Records excerpted from a collection
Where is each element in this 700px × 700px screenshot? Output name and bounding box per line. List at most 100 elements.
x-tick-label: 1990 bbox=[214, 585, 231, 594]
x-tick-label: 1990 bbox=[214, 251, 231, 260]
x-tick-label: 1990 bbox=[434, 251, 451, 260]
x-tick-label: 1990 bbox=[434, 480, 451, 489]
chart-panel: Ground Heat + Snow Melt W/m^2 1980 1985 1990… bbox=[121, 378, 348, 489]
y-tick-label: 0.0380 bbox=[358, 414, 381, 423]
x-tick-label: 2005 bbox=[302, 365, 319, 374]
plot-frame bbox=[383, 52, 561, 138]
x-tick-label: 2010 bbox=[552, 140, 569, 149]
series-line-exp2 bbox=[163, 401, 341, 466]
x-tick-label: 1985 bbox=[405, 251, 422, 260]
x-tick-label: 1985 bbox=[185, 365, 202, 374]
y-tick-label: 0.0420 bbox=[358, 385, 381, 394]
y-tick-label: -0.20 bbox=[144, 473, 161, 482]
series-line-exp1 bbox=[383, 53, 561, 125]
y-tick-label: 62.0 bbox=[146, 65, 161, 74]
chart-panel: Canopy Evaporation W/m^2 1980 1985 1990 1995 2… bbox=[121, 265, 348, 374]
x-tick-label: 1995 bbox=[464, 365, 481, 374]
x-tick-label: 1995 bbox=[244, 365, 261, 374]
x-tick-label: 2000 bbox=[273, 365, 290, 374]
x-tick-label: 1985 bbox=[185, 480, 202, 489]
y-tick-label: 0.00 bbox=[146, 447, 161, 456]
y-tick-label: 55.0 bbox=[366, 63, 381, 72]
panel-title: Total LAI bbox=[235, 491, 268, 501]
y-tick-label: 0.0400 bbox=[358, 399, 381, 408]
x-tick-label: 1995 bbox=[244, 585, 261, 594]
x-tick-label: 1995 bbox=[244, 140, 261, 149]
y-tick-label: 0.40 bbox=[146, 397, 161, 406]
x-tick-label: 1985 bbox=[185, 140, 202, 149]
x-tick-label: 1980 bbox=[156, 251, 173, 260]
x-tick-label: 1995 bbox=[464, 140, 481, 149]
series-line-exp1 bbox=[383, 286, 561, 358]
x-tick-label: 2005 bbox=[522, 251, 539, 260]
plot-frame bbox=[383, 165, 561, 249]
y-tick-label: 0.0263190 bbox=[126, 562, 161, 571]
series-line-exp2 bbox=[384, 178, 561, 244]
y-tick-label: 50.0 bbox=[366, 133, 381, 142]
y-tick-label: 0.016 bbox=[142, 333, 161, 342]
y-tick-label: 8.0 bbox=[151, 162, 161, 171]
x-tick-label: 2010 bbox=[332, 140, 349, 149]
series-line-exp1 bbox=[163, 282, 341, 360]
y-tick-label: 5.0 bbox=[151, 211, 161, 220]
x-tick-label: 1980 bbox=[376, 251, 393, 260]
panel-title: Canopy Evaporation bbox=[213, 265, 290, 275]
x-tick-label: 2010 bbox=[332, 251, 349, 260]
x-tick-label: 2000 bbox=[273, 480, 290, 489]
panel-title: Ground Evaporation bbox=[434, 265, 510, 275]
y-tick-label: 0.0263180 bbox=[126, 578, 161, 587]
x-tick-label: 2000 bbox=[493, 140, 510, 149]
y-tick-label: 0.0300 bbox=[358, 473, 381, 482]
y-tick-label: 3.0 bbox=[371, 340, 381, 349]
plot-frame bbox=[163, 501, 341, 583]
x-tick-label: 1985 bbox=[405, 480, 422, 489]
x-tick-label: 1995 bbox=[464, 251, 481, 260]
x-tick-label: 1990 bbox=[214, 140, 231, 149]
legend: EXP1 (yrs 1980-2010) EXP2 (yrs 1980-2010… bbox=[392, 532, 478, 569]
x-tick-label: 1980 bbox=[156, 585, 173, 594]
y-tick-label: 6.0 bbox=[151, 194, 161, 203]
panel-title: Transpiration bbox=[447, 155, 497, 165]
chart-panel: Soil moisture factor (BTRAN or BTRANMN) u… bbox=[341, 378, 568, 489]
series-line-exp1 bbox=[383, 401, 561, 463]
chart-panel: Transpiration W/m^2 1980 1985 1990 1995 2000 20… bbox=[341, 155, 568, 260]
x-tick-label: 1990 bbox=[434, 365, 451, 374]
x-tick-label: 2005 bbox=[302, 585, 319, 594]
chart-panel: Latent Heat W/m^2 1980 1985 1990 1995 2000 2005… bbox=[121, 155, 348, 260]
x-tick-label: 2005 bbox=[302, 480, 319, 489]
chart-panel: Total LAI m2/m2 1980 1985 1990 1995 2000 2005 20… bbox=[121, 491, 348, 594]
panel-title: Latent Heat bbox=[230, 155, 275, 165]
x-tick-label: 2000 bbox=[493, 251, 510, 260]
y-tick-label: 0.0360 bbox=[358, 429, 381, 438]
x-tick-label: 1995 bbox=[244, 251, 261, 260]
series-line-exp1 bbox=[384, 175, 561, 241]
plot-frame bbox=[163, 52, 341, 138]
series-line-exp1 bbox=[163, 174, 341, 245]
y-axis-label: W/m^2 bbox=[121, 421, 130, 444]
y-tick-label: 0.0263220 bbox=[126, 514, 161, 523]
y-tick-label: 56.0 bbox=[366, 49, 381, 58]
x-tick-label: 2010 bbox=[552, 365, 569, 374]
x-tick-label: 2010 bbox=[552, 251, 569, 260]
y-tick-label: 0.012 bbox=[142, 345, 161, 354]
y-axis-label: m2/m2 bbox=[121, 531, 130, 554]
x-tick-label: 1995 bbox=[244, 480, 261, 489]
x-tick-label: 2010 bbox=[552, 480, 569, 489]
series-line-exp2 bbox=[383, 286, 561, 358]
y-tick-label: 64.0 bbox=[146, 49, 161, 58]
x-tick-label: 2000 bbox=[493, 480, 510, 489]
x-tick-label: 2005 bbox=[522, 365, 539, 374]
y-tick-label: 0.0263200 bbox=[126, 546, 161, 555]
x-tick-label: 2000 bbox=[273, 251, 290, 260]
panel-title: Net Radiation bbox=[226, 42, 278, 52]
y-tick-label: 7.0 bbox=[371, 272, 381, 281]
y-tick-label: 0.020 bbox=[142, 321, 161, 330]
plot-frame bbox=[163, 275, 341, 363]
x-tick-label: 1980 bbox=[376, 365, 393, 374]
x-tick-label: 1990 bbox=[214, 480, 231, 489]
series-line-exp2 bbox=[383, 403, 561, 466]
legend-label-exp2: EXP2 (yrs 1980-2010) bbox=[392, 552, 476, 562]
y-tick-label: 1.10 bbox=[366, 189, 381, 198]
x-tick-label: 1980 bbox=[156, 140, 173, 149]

(OBJECTIVE) Present every line of the records above as a Markdown table with two columns, "Row" and "Record line". Number the rows in order and omit blank lines.

(COMPLETED EXERCISE)
| Row | Record line |
|---|---|
| 1 | Where is each element in this 700px × 700px screenshot? Output name and bounding box per line. List at most 100 elements. |
| 2 | x-tick-label: 1990 bbox=[214, 585, 231, 594] |
| 3 | x-tick-label: 1990 bbox=[214, 251, 231, 260] |
| 4 | x-tick-label: 1990 bbox=[434, 251, 451, 260] |
| 5 | x-tick-label: 1990 bbox=[434, 480, 451, 489] |
| 6 | chart-panel: Ground Heat + Snow Melt W/m^2 1980 1985 1990… bbox=[121, 378, 348, 489] |
| 7 | y-tick-label: 0.0380 bbox=[358, 414, 381, 423] |
| 8 | x-tick-label: 2005 bbox=[302, 365, 319, 374] |
| 9 | plot-frame bbox=[383, 52, 561, 138] |
| 10 | x-tick-label: 2010 bbox=[552, 140, 569, 149] |
| 11 | series-line-exp2 bbox=[163, 401, 341, 466] |
| 12 | x-tick-label: 1985 bbox=[405, 251, 422, 260] |
| 13 | x-tick-label: 1985 bbox=[185, 365, 202, 374] |
| 14 | y-tick-label: 0.0420 bbox=[358, 385, 381, 394] |
| 15 | y-tick-label: -0.20 bbox=[144, 473, 161, 482] |
| 16 | series-line-exp1 bbox=[383, 53, 561, 125] |
| 17 | y-tick-label: 62.0 bbox=[146, 65, 161, 74] |
| 18 | chart-panel: Canopy Evaporation W/m^2 1980 1985 1990 1995 2… bbox=[121, 265, 348, 374] |
| 19 | x-tick-label: 1995 bbox=[464, 365, 481, 374] |
| 20 | x-tick-label: 1995 bbox=[244, 365, 261, 374] |
| 21 | x-tick-label: 2000 bbox=[273, 365, 290, 374] |
| 22 | x-tick-label: 1985 bbox=[185, 480, 202, 489] |
| 23 | y-tick-label: 0.00 bbox=[146, 447, 161, 456] |
| 24 | y-tick-label: 55.0 bbox=[366, 63, 381, 72] |
| 25 | panel-title: Total LAI bbox=[235, 491, 268, 501] |
| 26 | y-tick-label: 0.0400 bbox=[358, 399, 381, 408] |
| 27 | x-tick-label: 1995 bbox=[244, 585, 261, 594] |
| 28 | x-tick-label: 1995 bbox=[244, 140, 261, 149] |
| 29 | y-tick-label: 0.40 bbox=[146, 397, 161, 406] |
| 30 | x-tick-label: 1985 bbox=[185, 140, 202, 149] |
| 31 | x-tick-label: 1980 bbox=[156, 251, 173, 260] |
| 32 | x-tick-label: 1995 bbox=[464, 140, 481, 149] |
| 33 | series-line-exp1 bbox=[383, 286, 561, 358] |
| 34 | x-tick-label: 2005 bbox=[522, 251, 539, 260] |
| 35 | plot-frame bbox=[383, 165, 561, 249] |
| 36 | y-tick-label: 0.0263190 bbox=[126, 562, 161, 571] |
| 37 | series-line-exp2 bbox=[384, 178, 561, 244] |
| 38 | y-tick-label: 50.0 bbox=[366, 133, 381, 142] |
| 39 | y-tick-label: 0.016 bbox=[142, 333, 161, 342] |
| 40 | y-tick-label: 8.0 bbox=[151, 162, 161, 171] |
| 41 | x-tick-label: 2010 bbox=[332, 140, 349, 149] |
| 42 | series-line-exp1 bbox=[163, 282, 341, 360] |
| 43 | y-tick-label: 5.0 bbox=[151, 211, 161, 220] |
| 44 | x-tick-label: 1980 bbox=[376, 251, 393, 260] |
| 45 | panel-title: Canopy Evaporation bbox=[213, 265, 290, 275] |
| 46 | x-tick-label: 2010 bbox=[332, 251, 349, 260] |
| 47 | x-tick-label: 2000 bbox=[273, 480, 290, 489] |
| 48 | panel-title: Ground Evaporation bbox=[434, 265, 510, 275] |
| 49 | y-tick-label: 0.0263180 bbox=[126, 578, 161, 587] |
| 50 | x-tick-label: 2000 bbox=[493, 140, 510, 149] |
| 51 | y-tick-label: 0.0300 bbox=[358, 473, 381, 482] |
| 52 | y-tick-label: 3.0 bbox=[371, 340, 381, 349] |
| 53 | plot-frame bbox=[163, 501, 341, 583] |
| 54 | x-tick-label: 1985 bbox=[405, 480, 422, 489] |
| 55 | x-tick-label: 1995 bbox=[464, 251, 481, 260] |
| 56 | x-tick-label: 1990 bbox=[214, 140, 231, 149] |
| 57 | legend: EXP1 (yrs 1980-2010) EXP2 (yrs 1980-2010… bbox=[392, 532, 478, 569] |
| 58 | x-tick-label: 1980 bbox=[156, 585, 173, 594] |
| 59 | y-tick-label: 6.0 bbox=[151, 194, 161, 203] |
| 60 | panel-title: Transpiration bbox=[447, 155, 497, 165] |
| 61 | chart-panel: Soil moisture factor (BTRAN or BTRANMN) u… bbox=[341, 378, 568, 489] |
| 62 | series-line-exp1 bbox=[383, 401, 561, 463] |
| 63 | chart-panel: Transpiration W/m^2 1980 1985 1990 1995 2000 20… bbox=[341, 155, 568, 260] |
| 64 | x-tick-label: 1990 bbox=[434, 365, 451, 374] |
| 65 | x-tick-label: 2005 bbox=[302, 585, 319, 594] |
| 66 | chart-panel: Latent Heat W/m^2 1980 1985 1990 1995 2000 2005… bbox=[121, 155, 348, 260] |
| 67 | x-tick-label: 2005 bbox=[302, 480, 319, 489] |
| 68 | chart-panel: Total LAI m2/m2 1980 1985 1990 1995 2000 2005 20… bbox=[121, 491, 348, 594] |
| 69 | panel-title: Latent Heat bbox=[230, 155, 275, 165] |
| 70 | x-tick-label: 2000 bbox=[493, 251, 510, 260] |
| 71 | y-tick-label: 0.0360 bbox=[358, 429, 381, 438] |
| 72 | x-tick-label: 1995 bbox=[244, 251, 261, 260] |
| 73 | series-line-exp1 bbox=[384, 175, 561, 241] |
| 74 | plot-frame bbox=[163, 52, 341, 138] |
| 75 | series-line-exp1 bbox=[163, 174, 341, 245] |
| 76 | y-axis-label: W/m^2 bbox=[121, 421, 130, 444] |
| 77 | y-tick-label: 0.0263220 bbox=[126, 514, 161, 523] |
| 78 | y-tick-label: 56.0 bbox=[366, 49, 381, 58] |
| 79 | x-tick-label: 2010 bbox=[552, 365, 569, 374] |
| 80 | x-tick-label: 2010 bbox=[552, 251, 569, 260] |
| 81 | y-tick-label: 0.012 bbox=[142, 345, 161, 354] |
| 82 | y-axis-label: m2/m2 bbox=[121, 531, 130, 554] |
| 83 | x-tick-label: 1995 bbox=[244, 480, 261, 489] |
| 84 | x-tick-label: 2010 bbox=[552, 480, 569, 489] |
| 85 | series-line-exp2 bbox=[383, 286, 561, 358] |
| 86 | y-tick-label: 64.0 bbox=[146, 49, 161, 58] |
| 87 | x-tick-label: 2000 bbox=[493, 480, 510, 489] |
| 88 | x-tick-label: 2005 bbox=[522, 365, 539, 374] |
| 89 | y-tick-label: 0.0263200 bbox=[126, 546, 161, 555] |
| 90 | x-tick-label: 2000 bbox=[273, 251, 290, 260] |
| 91 | panel-title: Net Radiation bbox=[226, 42, 278, 52] |
| 92 | y-tick-label: 7.0 bbox=[371, 272, 381, 281] |
| 93 | y-tick-label: 0.020 bbox=[142, 321, 161, 330] |
| 94 | plot-frame bbox=[163, 275, 341, 363] |
| 95 | x-tick-label: 1980 bbox=[376, 365, 393, 374] |
| 96 | x-tick-label: 1990 bbox=[214, 480, 231, 489] |
| 97 | series-line-exp2 bbox=[383, 403, 561, 466] |
| 98 | legend-label-exp2: EXP2 (yrs 1980-2010) bbox=[392, 552, 476, 562] |
| 99 | y-tick-label: 1.10 bbox=[366, 189, 381, 198] |
| 100 | x-tick-label: 1980 bbox=[156, 140, 173, 149] |